## [TASK DIRECTIONS]
Go through the records underneath and count the lines that include the string "TradingView". Give nothing but the number.
---+---
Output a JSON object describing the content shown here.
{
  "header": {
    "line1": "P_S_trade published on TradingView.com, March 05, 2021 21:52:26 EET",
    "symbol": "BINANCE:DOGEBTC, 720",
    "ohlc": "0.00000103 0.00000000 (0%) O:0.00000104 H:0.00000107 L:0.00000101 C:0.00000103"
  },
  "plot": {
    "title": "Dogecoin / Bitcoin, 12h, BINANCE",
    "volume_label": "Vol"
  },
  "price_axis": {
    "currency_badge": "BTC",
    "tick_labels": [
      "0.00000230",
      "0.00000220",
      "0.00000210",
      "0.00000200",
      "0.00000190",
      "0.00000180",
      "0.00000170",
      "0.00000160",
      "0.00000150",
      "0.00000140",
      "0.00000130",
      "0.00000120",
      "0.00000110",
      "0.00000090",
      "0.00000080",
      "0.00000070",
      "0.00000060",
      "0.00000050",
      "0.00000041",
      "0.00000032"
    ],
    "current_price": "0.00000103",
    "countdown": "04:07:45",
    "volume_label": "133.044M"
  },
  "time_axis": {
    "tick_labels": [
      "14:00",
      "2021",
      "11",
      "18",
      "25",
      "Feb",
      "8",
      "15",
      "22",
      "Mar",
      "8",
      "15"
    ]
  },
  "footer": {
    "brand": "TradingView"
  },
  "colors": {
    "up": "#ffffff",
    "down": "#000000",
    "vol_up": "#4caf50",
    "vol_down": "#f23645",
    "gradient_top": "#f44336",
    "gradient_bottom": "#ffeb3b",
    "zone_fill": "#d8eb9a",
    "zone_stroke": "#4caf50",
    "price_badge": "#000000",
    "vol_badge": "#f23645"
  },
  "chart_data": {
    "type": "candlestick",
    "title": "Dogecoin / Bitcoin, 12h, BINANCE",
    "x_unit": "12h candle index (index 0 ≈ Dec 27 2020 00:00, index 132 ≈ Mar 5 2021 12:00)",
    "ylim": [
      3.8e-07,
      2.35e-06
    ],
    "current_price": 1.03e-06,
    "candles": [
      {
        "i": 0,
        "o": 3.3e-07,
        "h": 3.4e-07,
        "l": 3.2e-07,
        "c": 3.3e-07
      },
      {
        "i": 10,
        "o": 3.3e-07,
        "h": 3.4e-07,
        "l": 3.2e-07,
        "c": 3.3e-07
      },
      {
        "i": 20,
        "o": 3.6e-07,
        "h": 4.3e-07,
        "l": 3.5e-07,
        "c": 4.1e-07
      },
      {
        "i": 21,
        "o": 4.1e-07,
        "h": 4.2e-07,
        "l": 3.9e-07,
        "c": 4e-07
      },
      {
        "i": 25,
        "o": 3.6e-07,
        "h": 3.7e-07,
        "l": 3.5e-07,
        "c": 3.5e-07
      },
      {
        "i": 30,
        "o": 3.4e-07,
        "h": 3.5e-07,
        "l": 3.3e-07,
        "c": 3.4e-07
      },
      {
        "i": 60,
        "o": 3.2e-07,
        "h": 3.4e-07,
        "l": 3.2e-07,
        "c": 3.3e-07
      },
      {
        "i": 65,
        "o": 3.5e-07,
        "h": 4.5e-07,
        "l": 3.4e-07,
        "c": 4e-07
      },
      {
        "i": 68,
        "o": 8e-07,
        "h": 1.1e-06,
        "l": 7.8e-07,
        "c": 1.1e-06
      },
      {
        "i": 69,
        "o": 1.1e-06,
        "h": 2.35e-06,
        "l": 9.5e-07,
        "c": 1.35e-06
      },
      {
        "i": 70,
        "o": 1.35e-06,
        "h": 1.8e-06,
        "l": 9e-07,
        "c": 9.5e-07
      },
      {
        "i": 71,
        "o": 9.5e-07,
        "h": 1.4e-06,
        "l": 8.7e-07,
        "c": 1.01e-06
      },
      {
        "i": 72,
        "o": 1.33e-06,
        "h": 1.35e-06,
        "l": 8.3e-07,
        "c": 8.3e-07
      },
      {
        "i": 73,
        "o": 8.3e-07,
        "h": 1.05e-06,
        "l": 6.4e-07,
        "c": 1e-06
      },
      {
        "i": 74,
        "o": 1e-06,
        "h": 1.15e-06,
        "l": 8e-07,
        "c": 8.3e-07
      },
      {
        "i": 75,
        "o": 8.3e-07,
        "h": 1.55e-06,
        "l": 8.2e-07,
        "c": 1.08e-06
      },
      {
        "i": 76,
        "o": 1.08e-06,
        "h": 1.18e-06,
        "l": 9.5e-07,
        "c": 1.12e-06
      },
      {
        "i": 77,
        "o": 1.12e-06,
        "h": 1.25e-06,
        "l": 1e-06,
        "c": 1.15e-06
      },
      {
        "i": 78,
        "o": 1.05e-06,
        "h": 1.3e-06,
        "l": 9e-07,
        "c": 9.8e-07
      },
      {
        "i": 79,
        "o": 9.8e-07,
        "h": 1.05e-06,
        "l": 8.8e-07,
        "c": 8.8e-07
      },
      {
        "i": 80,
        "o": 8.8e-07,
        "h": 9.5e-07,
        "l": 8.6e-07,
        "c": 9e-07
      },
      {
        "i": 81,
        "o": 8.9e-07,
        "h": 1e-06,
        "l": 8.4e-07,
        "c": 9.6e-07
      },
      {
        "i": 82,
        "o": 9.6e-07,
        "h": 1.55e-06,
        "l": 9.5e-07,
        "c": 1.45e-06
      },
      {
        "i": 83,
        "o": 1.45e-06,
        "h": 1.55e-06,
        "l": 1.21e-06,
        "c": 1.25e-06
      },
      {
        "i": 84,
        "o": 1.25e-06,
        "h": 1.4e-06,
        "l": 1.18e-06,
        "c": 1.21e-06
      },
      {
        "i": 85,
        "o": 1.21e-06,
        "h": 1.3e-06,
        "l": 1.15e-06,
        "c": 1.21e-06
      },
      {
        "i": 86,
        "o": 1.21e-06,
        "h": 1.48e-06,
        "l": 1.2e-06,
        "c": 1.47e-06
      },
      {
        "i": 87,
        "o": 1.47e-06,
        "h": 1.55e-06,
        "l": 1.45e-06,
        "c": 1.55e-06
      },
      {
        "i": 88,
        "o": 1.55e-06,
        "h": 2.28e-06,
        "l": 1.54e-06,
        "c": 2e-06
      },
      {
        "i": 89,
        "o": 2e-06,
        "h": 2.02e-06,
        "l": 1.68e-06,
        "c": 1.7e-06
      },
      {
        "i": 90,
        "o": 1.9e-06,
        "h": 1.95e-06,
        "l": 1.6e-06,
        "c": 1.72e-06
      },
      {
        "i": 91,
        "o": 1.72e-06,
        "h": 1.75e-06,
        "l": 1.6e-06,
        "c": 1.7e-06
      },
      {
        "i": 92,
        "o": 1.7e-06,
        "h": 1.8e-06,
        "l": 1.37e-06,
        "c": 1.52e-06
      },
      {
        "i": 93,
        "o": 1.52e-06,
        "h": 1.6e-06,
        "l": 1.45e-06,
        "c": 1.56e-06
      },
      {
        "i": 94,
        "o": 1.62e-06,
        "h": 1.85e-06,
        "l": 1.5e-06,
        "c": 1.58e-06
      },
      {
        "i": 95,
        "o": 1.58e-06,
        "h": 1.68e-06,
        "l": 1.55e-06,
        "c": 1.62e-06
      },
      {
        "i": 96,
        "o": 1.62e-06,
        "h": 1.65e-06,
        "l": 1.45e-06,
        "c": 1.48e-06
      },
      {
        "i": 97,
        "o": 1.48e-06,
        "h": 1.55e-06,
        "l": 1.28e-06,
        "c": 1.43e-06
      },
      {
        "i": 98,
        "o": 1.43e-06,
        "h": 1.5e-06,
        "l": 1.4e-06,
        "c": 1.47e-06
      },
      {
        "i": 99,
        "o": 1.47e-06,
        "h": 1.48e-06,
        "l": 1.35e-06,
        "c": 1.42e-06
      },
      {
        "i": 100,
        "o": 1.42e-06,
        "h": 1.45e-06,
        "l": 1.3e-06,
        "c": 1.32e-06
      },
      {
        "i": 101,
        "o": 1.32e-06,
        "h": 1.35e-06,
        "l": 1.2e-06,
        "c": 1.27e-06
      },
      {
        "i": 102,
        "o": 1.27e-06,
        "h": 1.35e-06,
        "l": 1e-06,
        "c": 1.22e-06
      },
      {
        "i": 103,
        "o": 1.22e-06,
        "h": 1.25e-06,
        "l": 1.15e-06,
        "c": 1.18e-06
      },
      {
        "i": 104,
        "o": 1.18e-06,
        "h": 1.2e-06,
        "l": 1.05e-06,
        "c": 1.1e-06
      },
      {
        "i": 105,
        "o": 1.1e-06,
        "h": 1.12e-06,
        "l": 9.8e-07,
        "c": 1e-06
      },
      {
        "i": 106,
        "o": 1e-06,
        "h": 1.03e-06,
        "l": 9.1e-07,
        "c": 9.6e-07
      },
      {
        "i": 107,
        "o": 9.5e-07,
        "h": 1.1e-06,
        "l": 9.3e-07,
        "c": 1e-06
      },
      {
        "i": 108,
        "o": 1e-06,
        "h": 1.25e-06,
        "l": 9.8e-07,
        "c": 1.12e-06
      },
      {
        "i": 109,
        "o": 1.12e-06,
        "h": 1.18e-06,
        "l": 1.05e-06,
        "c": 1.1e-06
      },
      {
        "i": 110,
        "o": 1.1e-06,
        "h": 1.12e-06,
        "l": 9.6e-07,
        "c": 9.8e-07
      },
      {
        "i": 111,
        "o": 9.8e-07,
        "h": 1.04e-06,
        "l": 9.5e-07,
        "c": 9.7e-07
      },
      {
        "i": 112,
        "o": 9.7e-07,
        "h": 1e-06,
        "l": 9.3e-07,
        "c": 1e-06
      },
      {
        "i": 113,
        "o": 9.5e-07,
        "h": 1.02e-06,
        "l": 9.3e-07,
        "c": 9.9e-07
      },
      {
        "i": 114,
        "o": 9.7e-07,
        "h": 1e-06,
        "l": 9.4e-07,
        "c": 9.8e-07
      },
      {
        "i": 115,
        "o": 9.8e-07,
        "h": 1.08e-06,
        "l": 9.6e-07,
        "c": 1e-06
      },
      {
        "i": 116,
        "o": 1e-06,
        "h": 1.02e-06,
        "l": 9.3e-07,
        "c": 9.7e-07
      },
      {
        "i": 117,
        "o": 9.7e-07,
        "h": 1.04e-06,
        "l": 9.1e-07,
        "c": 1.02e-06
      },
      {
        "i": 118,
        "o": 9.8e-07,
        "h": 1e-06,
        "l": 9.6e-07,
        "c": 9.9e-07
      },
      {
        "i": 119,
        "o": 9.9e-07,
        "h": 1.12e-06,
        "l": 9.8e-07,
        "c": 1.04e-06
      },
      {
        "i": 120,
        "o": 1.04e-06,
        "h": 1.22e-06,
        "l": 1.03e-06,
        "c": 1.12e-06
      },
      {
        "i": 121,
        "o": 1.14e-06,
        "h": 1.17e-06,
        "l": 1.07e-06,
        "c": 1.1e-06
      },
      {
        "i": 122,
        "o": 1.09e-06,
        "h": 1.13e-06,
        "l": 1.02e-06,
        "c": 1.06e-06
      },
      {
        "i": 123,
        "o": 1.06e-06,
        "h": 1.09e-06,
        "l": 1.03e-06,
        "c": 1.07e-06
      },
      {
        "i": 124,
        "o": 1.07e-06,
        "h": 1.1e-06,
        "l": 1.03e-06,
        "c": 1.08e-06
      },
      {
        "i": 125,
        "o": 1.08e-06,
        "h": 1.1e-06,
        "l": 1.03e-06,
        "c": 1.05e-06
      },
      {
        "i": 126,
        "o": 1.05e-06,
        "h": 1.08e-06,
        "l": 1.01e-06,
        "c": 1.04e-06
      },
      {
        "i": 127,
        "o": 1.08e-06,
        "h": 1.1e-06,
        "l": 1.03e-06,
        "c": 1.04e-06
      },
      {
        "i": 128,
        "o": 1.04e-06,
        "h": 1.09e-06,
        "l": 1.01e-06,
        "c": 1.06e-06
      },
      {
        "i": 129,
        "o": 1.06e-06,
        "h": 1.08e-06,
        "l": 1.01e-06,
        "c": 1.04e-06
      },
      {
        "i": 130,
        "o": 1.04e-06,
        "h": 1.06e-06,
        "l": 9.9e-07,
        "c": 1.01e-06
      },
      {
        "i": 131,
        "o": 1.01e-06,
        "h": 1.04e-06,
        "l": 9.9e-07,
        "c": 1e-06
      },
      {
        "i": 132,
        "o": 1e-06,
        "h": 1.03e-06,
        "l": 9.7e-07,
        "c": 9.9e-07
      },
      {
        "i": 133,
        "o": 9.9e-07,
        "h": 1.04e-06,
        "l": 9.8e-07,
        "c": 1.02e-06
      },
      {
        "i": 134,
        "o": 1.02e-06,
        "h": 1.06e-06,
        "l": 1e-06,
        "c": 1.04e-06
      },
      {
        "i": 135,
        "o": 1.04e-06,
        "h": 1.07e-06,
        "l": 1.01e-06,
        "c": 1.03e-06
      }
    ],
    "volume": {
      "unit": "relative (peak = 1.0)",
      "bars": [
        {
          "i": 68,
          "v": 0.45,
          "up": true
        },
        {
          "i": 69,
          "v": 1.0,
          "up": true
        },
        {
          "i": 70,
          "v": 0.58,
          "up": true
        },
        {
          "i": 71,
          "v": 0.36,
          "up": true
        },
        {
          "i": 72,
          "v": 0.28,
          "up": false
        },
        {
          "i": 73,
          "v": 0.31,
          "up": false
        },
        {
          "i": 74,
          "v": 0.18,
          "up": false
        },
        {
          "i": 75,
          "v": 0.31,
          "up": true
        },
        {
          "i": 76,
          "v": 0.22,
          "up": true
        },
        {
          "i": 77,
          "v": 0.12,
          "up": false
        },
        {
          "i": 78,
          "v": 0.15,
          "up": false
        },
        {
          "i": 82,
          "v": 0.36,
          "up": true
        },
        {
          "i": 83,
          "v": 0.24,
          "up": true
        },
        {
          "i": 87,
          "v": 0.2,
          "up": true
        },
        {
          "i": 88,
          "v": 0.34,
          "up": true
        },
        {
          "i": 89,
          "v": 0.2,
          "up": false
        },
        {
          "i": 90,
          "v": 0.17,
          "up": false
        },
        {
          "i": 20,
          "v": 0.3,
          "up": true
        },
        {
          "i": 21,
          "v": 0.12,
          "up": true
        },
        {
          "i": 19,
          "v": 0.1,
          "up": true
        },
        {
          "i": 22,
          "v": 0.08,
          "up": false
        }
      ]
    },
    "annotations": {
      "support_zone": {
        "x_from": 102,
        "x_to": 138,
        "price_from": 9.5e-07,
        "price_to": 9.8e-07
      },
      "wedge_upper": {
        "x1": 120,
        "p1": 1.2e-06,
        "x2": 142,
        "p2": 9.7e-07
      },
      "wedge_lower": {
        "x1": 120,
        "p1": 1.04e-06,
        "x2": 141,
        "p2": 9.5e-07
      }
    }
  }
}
---+---
## [ANSWER TO THIS EXERCISE]
2